▸ Data excerpts
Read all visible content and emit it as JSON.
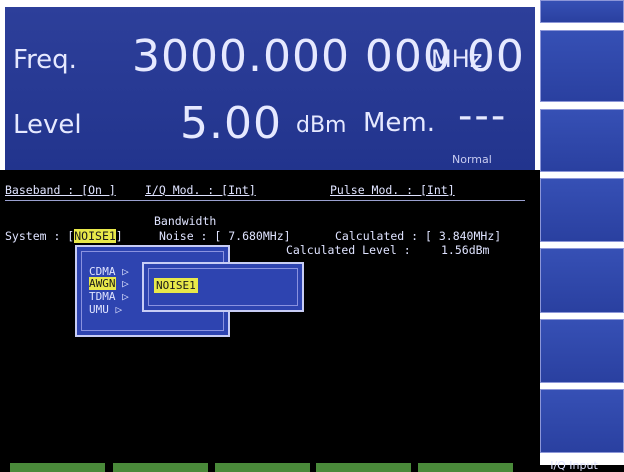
{
  "display": {
    "freq_label": "Freq.",
    "freq_value": "3000.000 000 00",
    "freq_unit": "MHz",
    "level_label": "Level",
    "level_value": "5.00",
    "level_unit": "dBm",
    "mem_label": "Mem.",
    "mem_value": "---",
    "status": "Normal"
  },
  "status_line": {
    "baseband": "Baseband : [On ]",
    "iq_mod": "I/Q Mod. : [Int]",
    "pulse_mod": "Pulse Mod. : [Int]"
  },
  "system": {
    "system_prefix": "System : [",
    "system_value": "NOISE1",
    "system_suffix": "]",
    "bandwidth_label": "Bandwidth",
    "noise_text": "Noise : [ 7.680MHz]",
    "calculated_text": "Calculated : [ 3.840MHz]",
    "calculated_level_label": "Calculated Level :",
    "calculated_level_value": "1.56dBm"
  },
  "menu": {
    "items": [
      "CDMA",
      "AWGN",
      "TDMA",
      "UMU"
    ],
    "selected": "AWGN",
    "submenu_item": "NOISE1"
  },
  "bottom": {
    "tab_label": "I/Q Input"
  },
  "colors": {
    "panel_blue": "#22348d",
    "highlight_yellow": "#e8e84a",
    "softkey_green": "#4a8a3a"
  }
}
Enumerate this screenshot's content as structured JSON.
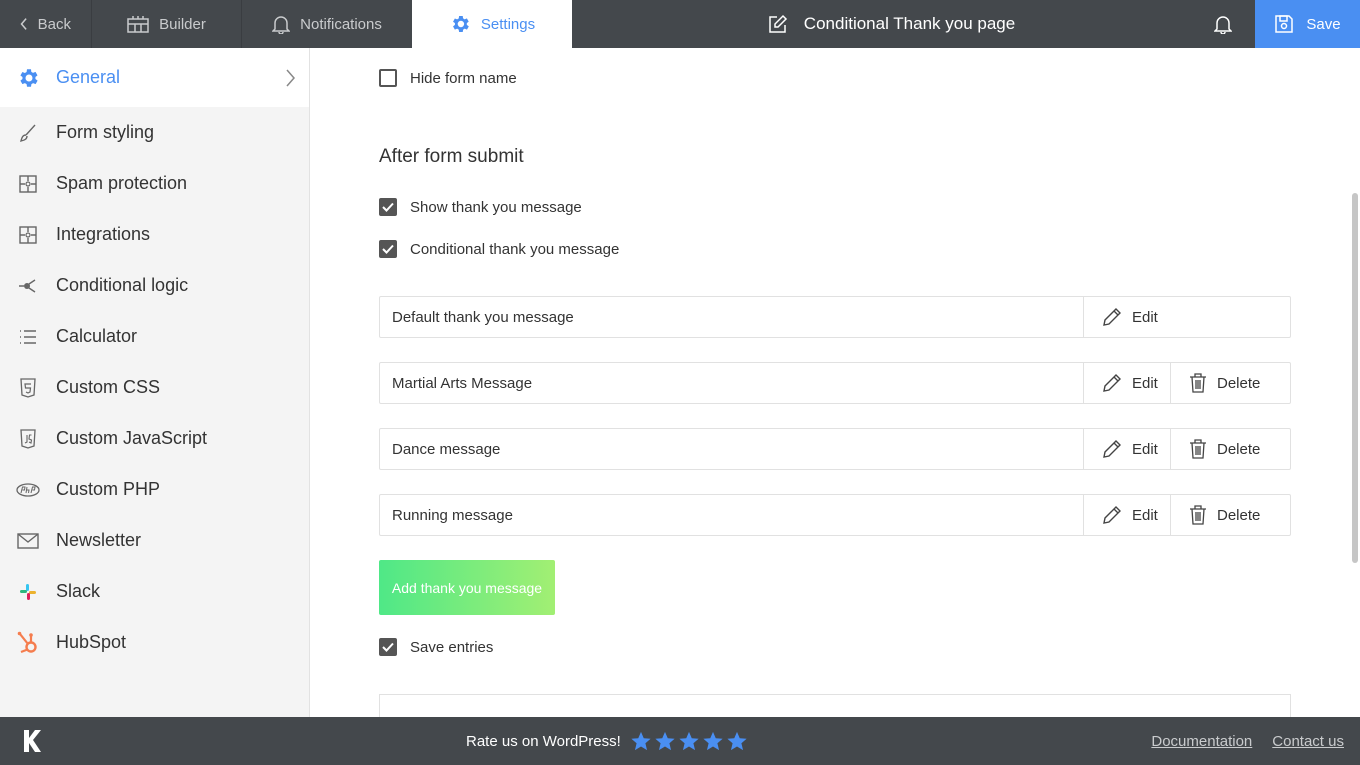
{
  "topbar": {
    "back_label": "Back",
    "builder_label": "Builder",
    "notifications_label": "Notifications",
    "settings_label": "Settings",
    "form_title": "Conditional Thank you page",
    "save_label": "Save",
    "accent_color": "#4a8ff2"
  },
  "sidebar": {
    "items": [
      {
        "label": "General",
        "icon": "gear-icon",
        "active": true
      },
      {
        "label": "Form styling",
        "icon": "brush-icon"
      },
      {
        "label": "Spam protection",
        "icon": "puzzle-icon"
      },
      {
        "label": "Integrations",
        "icon": "puzzle-icon"
      },
      {
        "label": "Conditional logic",
        "icon": "branch-icon"
      },
      {
        "label": "Calculator",
        "icon": "list-icon"
      },
      {
        "label": "Custom CSS",
        "icon": "css-icon"
      },
      {
        "label": "Custom JavaScript",
        "icon": "js-icon"
      },
      {
        "label": "Custom PHP",
        "icon": "php-icon"
      },
      {
        "label": "Newsletter",
        "icon": "envelope-icon"
      },
      {
        "label": "Slack",
        "icon": "slack-icon"
      },
      {
        "label": "HubSpot",
        "icon": "hubspot-icon"
      }
    ]
  },
  "main": {
    "hide_form_name": {
      "label": "Hide form name",
      "checked": false
    },
    "after_submit_title": "After form submit",
    "show_thank_you": {
      "label": "Show thank you message",
      "checked": true
    },
    "conditional_thank_you": {
      "label": "Conditional thank you message",
      "checked": true
    },
    "messages": [
      {
        "name": "Default thank you message",
        "edit_label": "Edit"
      },
      {
        "name": "Martial Arts Message",
        "edit_label": "Edit",
        "delete_label": "Delete"
      },
      {
        "name": "Dance message",
        "edit_label": "Edit",
        "delete_label": "Delete"
      },
      {
        "name": "Running message",
        "edit_label": "Edit",
        "delete_label": "Delete"
      }
    ],
    "add_button_label": "Add thank you message",
    "save_entries": {
      "label": "Save entries",
      "checked": true
    }
  },
  "footer": {
    "rate_text": "Rate us on WordPress!",
    "stars": 5,
    "star_color": "#4a8ff2",
    "documentation_label": "Documentation",
    "contact_label": "Contact us"
  }
}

▸ Given instruction
Go through the listing above and quote it exactly, apart from its images.

▸ Answer in full
Read all visible content and emit it as JSON.
{
  "display": {
    "freq_label": "Freq.",
    "freq_value": "3000.000 000 00",
    "freq_unit": "MHz",
    "level_label": "Level",
    "level_value": "5.00",
    "level_unit": "dBm",
    "mem_label": "Mem.",
    "mem_value": "---",
    "status": "Normal"
  },
  "status_line": {
    "baseband": "Baseband : [On ]",
    "iq_mod": "I/Q Mod. : [Int]",
    "pulse_mod": "Pulse Mod. : [Int]"
  },
  "system": {
    "system_prefix": "System : [",
    "system_value": "NOISE1",
    "system_suffix": "]",
    "bandwidth_label": "Bandwidth",
    "noise_text": "Noise : [ 7.680MHz]",
    "calculated_text": "Calculated : [ 3.840MHz]",
    "calculated_level_label": "Calculated Level :",
    "calculated_level_value": "1.56dBm"
  },
  "menu": {
    "items": [
      "CDMA",
      "AWGN",
      "TDMA",
      "UMU"
    ],
    "selected": "AWGN",
    "submenu_item": "NOISE1"
  },
  "bottom": {
    "tab_label": "I/Q Input"
  },
  "colors": {
    "panel_blue": "#22348d",
    "highlight_yellow": "#e8e84a",
    "softkey_green": "#4a8a3a"
  }
}
Enumerate this screenshot's content as structured JSON.
{
  "topbar": {
    "back_label": "Back",
    "builder_label": "Builder",
    "notifications_label": "Notifications",
    "settings_label": "Settings",
    "form_title": "Conditional Thank you page",
    "save_label": "Save",
    "accent_color": "#4a8ff2"
  },
  "sidebar": {
    "items": [
      {
        "label": "General",
        "icon": "gear-icon",
        "active": true
      },
      {
        "label": "Form styling",
        "icon": "brush-icon"
      },
      {
        "label": "Spam protection",
        "icon": "puzzle-icon"
      },
      {
        "label": "Integrations",
        "icon": "puzzle-icon"
      },
      {
        "label": "Conditional logic",
        "icon": "branch-icon"
      },
      {
        "label": "Calculator",
        "icon": "list-icon"
      },
      {
        "label": "Custom CSS",
        "icon": "css-icon"
      },
      {
        "label": "Custom JavaScript",
        "icon": "js-icon"
      },
      {
        "label": "Custom PHP",
        "icon": "php-icon"
      },
      {
        "label": "Newsletter",
        "icon": "envelope-icon"
      },
      {
        "label": "Slack",
        "icon": "slack-icon"
      },
      {
        "label": "HubSpot",
        "icon": "hubspot-icon"
      }
    ]
  },
  "main": {
    "hide_form_name": {
      "label": "Hide form name",
      "checked": false
    },
    "after_submit_title": "After form submit",
    "show_thank_you": {
      "label": "Show thank you message",
      "checked": true
    },
    "conditional_thank_you": {
      "label": "Conditional thank you message",
      "checked": true
    },
    "messages": [
      {
        "name": "Default thank you message",
        "edit_label": "Edit"
      },
      {
        "name": "Martial Arts Message",
        "edit_label": "Edit",
        "delete_label": "Delete"
      },
      {
        "name": "Dance message",
        "edit_label": "Edit",
        "delete_label": "Delete"
      },
      {
        "name": "Running message",
        "edit_label": "Edit",
        "delete_label": "Delete"
      }
    ],
    "add_button_label": "Add thank you message",
    "save_entries": {
      "label": "Save entries",
      "checked": true
    }
  },
  "footer": {
    "rate_text": "Rate us on WordPress!",
    "stars": 5,
    "star_color": "#4a8ff2",
    "documentation_label": "Documentation",
    "contact_label": "Contact us"
  }
}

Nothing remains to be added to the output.